WHAT YOU ARE ASKED TO DO: Carry none of the pictures over; write out the complete data exactly.

DATA RECORDS:
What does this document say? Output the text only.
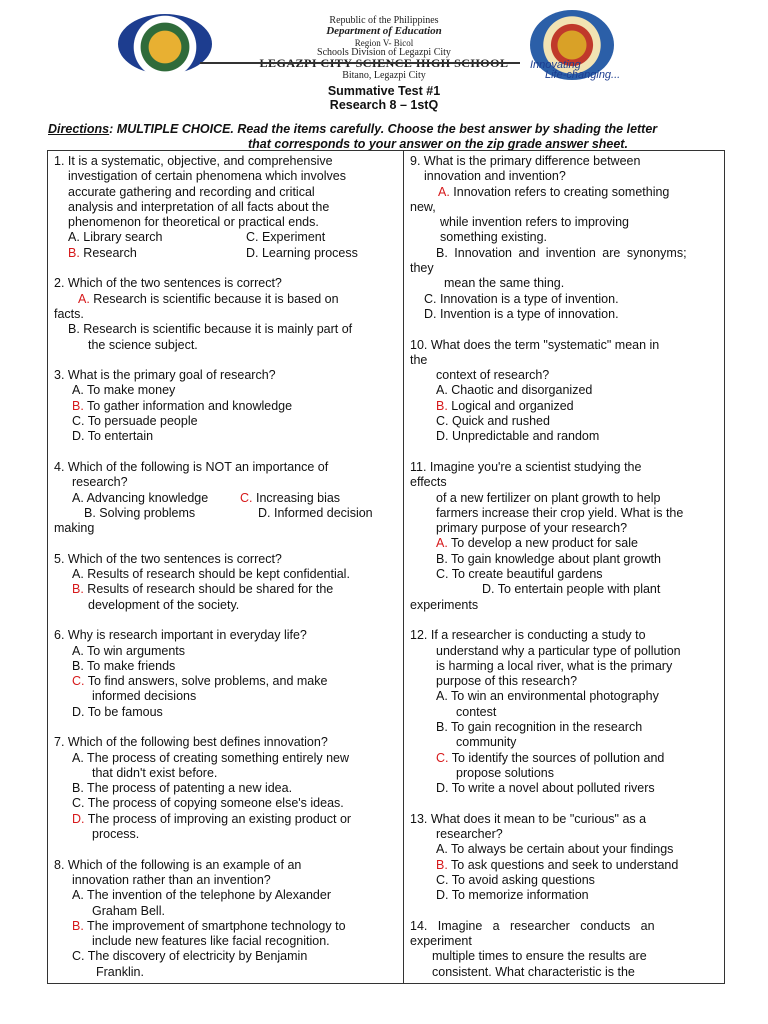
Republic of the Philippines
Department of Education
Region V- Bicol
Schools Division of Legazpi City
Bitano, Legazpi City
Innovating
Life-changing...
Summative Test #1
Research 8 – 1stQ
Directions: MULTIPLE CHOICE. Read the items carefully. Choose the best answer by shading the letter
that corresponds to your answer on the zip grade answer sheet.
1. It is a systematic, objective, and comprehensive
investigation of certain phenomena which involves
accurate gathering and recording and critical
analysis and interpretation of all facts about the
phenomenon for theoretical or practical ends.
A. Library search	C. Experiment
B. Research	D. Learning process
2. Which of the two sentences is correct?
A. Research is scientific because it is based on
facts.
B. Research is scientific because it is mainly part of
the science subject.
3. What is the primary goal of research?
A. To make money
B. To gather information and knowledge
C. To persuade people
D. To entertain
4. Which of the following is NOT an importance of
research?
A. Advancing knowledge	C. Increasing bias
B. Solving problems	D. Informed decision
making
5. Which of the two sentences is correct?
A. Results of research should be kept confidential.
B. Results of research should be shared for the
development of the society.
6. Why is research important in everyday life?
A. To win arguments
B. To make friends
C. To find answers, solve problems, and make
informed decisions
D. To be famous
7. Which of the following best defines innovation?
A. The process of creating something entirely new
that didn't exist before.
B. The process of patenting a new idea.
C. The process of copying someone else's ideas.
D. The process of improving an existing product or
process.
8. Which of the following is an example of an
innovation rather than an invention?
A. The invention of the telephone by Alexander
Graham Bell.
B. The improvement of smartphone technology to
include new features like facial recognition.
C. The discovery of electricity by Benjamin
Franklin.
9. What is the primary difference between
innovation and invention?
A. Innovation refers to creating something
new,
while invention refers to improving
something existing.
B. Innovation and invention are synonyms;
they
mean the same thing.
C. Innovation is a type of invention.
D. Invention is a type of innovation.
10. What does the term "systematic" mean in
the
context of research?
A. Chaotic and disorganized
B. Logical and organized
C. Quick and rushed
D. Unpredictable and random
11. Imagine you're a scientist studying the
effects
of a new fertilizer on plant growth to help
farmers increase their crop yield. What is the
primary purpose of your research?
A. To develop a new product for sale
B. To gain knowledge about plant growth
C. To create beautiful gardens
D. To entertain people with plant
experiments
12. If a researcher is conducting a study to
understand why a particular type of pollution
is harming a local river, what is the primary
purpose of this research?
A. To win an environmental photography
contest
B. To gain recognition in the research
community
C. To identify the sources of pollution and
propose solutions
D. To write a novel about polluted rivers
13. What does it mean to be "curious" as a
researcher?
A. To always be certain about your findings
B. To ask questions and seek to understand
C. To avoid asking questions
D. To memorize information
14.   Imagine   a   researcher   conducts   an
experiment
multiple times to ensure the results are
consistent. What characteristic is the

RESULT OF THE EXERCISE:
What does this document say? Output the text only.
Republic of the Philippines
Department of Education
Region V- Bicol
Schools Division of Legazpi City
Bitano, Legazpi City
Innovating
Life-changing...
Summative Test #1
Research 8 – 1stQ
Directions: MULTIPLE CHOICE. Read the items carefully. Choose the best answer by shading the letter
that corresponds to your answer on the zip grade answer sheet.
1. It is a systematic, objective, and comprehensive
investigation of certain phenomena which involves
accurate gathering and recording and critical
analysis and interpretation of all facts about the
phenomenon for theoretical or practical ends.
A. Library search	C. Experiment
B. Research	D. Learning process
2. Which of the two sentences is correct?
A. Research is scientific because it is based on
facts.
B. Research is scientific because it is mainly part of
the science subject.
3. What is the primary goal of research?
A. To make money
B. To gather information and knowledge
C. To persuade people
D. To entertain
4. Which of the following is NOT an importance of
research?
A. Advancing knowledge	C. Increasing bias
B. Solving problems	D. Informed decision
making
5. Which of the two sentences is correct?
A. Results of research should be kept confidential.
B. Results of research should be shared for the
development of the society.
6. Why is research important in everyday life?
A. To win arguments
B. To make friends
C. To find answers, solve problems, and make
informed decisions
D. To be famous
7. Which of the following best defines innovation?
A. The process of creating something entirely new
that didn't exist before.
B. The process of patenting a new idea.
C. The process of copying someone else's ideas.
D. The process of improving an existing product or
process.
8. Which of the following is an example of an
innovation rather than an invention?
A. The invention of the telephone by Alexander
Graham Bell.
B. The improvement of smartphone technology to
include new features like facial recognition.
C. The discovery of electricity by Benjamin
Franklin.
9. What is the primary difference between
innovation and invention?
A. Innovation refers to creating something
new,
while invention refers to improving
something existing.
B. Innovation and invention are synonyms;
they
mean the same thing.
C. Innovation is a type of invention.
D. Invention is a type of innovation.
10. What does the term "systematic" mean in
the
context of research?
A. Chaotic and disorganized
B. Logical and organized
C. Quick and rushed
D. Unpredictable and random
11. Imagine you're a scientist studying the
effects
of a new fertilizer on plant growth to help
farmers increase their crop yield. What is the
primary purpose of your research?
A. To develop a new product for sale
B. To gain knowledge about plant growth
C. To create beautiful gardens
D. To entertain people with plant
experiments
12. If a researcher is conducting a study to
understand why a particular type of pollution
is harming a local river, what is the primary
purpose of this research?
A. To win an environmental photography
contest
B. To gain recognition in the research
community
C. To identify the sources of pollution and
propose solutions
D. To write a novel about polluted rivers
13. What does it mean to be "curious" as a
researcher?
A. To always be certain about your findings
B. To ask questions and seek to understand
C. To avoid asking questions
D. To memorize information
14.   Imagine   a   researcher   conducts   an
experiment
multiple times to ensure the results are
consistent. What characteristic is the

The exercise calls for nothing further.